Tally the lines of the listing that contain the word "coordination", then give the total and nothing else.
━━━━━━━━━━
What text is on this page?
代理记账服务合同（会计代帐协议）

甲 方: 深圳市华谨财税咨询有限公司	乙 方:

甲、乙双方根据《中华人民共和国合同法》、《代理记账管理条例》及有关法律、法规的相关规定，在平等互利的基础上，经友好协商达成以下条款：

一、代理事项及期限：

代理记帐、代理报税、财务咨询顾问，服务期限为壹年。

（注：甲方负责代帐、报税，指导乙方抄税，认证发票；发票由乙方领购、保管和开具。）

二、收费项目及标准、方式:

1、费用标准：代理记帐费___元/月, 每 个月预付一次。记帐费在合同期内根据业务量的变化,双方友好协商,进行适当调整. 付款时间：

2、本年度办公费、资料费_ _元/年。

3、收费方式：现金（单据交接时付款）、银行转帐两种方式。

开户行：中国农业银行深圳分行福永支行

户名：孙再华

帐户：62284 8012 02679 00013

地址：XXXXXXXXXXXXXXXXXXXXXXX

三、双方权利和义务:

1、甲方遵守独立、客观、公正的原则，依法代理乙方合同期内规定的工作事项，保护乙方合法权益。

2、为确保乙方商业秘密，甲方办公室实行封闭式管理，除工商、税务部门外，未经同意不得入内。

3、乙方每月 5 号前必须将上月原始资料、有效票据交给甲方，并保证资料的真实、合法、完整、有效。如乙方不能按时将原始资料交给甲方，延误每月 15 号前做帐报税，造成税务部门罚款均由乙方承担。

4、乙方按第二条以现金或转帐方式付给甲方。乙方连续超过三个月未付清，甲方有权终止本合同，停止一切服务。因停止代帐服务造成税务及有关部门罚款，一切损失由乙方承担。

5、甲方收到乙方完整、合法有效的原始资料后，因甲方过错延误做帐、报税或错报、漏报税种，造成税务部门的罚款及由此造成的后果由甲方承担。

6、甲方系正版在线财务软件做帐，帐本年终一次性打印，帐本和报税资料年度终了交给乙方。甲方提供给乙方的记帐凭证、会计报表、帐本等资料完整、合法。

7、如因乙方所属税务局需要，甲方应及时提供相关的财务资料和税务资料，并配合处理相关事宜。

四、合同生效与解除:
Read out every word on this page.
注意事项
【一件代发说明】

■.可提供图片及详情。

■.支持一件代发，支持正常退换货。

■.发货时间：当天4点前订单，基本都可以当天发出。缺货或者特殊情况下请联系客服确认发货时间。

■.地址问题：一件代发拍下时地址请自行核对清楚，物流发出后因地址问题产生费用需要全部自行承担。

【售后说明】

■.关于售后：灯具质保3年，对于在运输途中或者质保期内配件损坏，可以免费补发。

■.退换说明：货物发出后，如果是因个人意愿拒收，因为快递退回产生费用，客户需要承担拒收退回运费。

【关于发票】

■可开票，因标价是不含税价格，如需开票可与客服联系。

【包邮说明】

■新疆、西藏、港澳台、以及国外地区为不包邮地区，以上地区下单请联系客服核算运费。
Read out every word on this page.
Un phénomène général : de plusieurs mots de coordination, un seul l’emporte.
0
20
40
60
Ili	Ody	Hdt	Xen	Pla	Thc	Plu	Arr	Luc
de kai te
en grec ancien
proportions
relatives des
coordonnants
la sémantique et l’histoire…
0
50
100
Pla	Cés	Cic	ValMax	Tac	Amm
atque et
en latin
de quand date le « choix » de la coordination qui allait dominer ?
━━━━━━━━━━
:: WORKED ANSWER ::
2